- **Problem details**: Write the data out again, exactly as given.

- **Record excerpts**:
>>>

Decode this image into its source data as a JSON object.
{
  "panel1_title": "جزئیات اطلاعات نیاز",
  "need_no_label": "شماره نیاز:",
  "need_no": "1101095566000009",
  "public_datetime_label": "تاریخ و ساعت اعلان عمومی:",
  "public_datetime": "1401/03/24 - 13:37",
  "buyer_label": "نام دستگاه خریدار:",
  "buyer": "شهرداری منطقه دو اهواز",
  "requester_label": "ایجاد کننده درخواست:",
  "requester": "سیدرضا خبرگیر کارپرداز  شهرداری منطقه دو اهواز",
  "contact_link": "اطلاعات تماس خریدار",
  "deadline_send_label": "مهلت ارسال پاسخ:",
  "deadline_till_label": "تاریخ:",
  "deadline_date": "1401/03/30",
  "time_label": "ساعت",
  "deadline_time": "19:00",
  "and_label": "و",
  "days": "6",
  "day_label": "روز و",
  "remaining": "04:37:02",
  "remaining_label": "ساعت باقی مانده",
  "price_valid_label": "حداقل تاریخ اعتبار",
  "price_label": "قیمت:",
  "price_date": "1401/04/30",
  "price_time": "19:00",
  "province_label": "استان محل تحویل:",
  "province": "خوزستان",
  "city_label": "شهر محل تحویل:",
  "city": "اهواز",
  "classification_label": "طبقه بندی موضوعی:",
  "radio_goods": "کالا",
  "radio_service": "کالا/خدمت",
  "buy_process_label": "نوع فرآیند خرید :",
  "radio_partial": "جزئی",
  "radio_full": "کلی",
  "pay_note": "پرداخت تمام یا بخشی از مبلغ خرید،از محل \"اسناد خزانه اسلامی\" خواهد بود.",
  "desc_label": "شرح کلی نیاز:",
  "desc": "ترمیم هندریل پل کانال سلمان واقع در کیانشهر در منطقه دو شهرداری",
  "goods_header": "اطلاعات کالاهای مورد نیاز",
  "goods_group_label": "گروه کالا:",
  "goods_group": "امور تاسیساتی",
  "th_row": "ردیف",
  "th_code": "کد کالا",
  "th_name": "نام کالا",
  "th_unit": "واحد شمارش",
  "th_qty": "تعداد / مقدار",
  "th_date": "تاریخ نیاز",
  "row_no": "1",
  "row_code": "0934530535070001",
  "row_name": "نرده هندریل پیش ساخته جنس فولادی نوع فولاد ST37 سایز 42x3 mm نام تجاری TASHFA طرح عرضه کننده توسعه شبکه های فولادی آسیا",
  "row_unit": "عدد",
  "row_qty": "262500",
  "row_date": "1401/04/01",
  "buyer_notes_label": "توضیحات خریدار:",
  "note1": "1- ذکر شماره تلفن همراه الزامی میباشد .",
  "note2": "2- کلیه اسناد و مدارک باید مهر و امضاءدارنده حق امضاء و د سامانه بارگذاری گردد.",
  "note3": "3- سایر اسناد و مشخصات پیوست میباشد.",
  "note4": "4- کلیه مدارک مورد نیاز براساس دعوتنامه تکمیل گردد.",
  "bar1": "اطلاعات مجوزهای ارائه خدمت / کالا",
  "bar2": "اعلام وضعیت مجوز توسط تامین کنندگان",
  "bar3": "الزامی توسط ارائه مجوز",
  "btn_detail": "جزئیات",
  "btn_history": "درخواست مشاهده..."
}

<<<

- **Written reply**:
Decode this image into its source data as a JSON object.
{
  "panel1_title": "جزئیات اطلاعات نیاز",
  "need_no_label": "شماره نیاز:",
  "need_no": "1101095566000009",
  "public_datetime_label": "تاریخ و ساعت اعلان عمومی:",
  "public_datetime": "1401/03/24 - 13:37",
  "buyer_label": "نام دستگاه خریدار:",
  "buyer": "شهرداری منطقه دو اهواز",
  "requester_label": "ایجاد کننده درخواست:",
  "requester": "سیدرضا خبرگیر کارپرداز  شهرداری منطقه دو اهواز",
  "contact_link": "اطلاعات تماس خریدار",
  "deadline_send_label": "مهلت ارسال پاسخ:",
  "deadline_till_label": "تاریخ:",
  "deadline_date": "1401/03/30",
  "time_label": "ساعت",
  "deadline_time": "19:00",
  "and_label": "و",
  "days": "6",
  "day_label": "روز و",
  "remaining": "04:37:02",
  "remaining_label": "ساعت باقی مانده",
  "price_valid_label": "حداقل تاریخ اعتبار",
  "price_label": "قیمت:",
  "price_date": "1401/04/30",
  "price_time": "19:00",
  "province_label": "استان محل تحویل:",
  "province": "خوزستان",
  "city_label": "شهر محل تحویل:",
  "city": "اهواز",
  "classification_label": "طبقه بندی موضوعی:",
  "radio_goods": "کالا",
  "radio_service": "کالا/خدمت",
  "buy_process_label": "نوع فرآیند خرید :",
  "radio_partial": "جزئی",
  "radio_full": "کلی",
  "pay_note": "پرداخت تمام یا بخشی از مبلغ خرید،از محل \"اسناد خزانه اسلامی\" خواهد بود.",
  "desc_label": "شرح کلی نیاز:",
  "desc": "ترمیم هندریل پل کانال سلمان واقع در کیانشهر در منطقه دو شهرداری",
  "goods_header": "اطلاعات کالاهای مورد نیاز",
  "goods_group_label": "گروه کالا:",
  "goods_group": "امور تاسیساتی",
  "th_row": "ردیف",
  "th_code": "کد کالا",
  "th_name": "نام کالا",
  "th_unit": "واحد شمارش",
  "th_qty": "تعداد / مقدار",
  "th_date": "تاریخ نیاز",
  "row_no": "1",
  "row_code": "0934530535070001",
  "row_name": "نرده هندریل پیش ساخته جنس فولادی نوع فولاد ST37 سایز 42x3 mm نام تجاری TASHFA طرح عرضه کننده توسعه شبکه های فولادی آسیا",
  "row_unit": "عدد",
  "row_qty": "262500",
  "row_date": "1401/04/01",
  "buyer_notes_label": "توضیحات خریدار:",
  "note1": "1- ذکر شماره تلفن همراه الزامی میباشد .",
  "note2": "2- کلیه اسناد و مدارک باید مهر و امضاءدارنده حق امضاء و د سامانه بارگذاری گردد.",
  "note3": "3- سایر اسناد و مشخصات پیوست میباشد.",
  "note4": "4- کلیه مدارک مورد نیاز براساس دعوتنامه تکمیل گردد.",
  "bar1": "اطلاعات مجوزهای ارائه خدمت / کالا",
  "bar2": "اعلام وضعیت مجوز توسط تامین کنندگان",
  "bar3": "الزامی توسط ارائه مجوز",
  "btn_detail": "جزئیات",
  "btn_history": "درخواست مشاهده..."
}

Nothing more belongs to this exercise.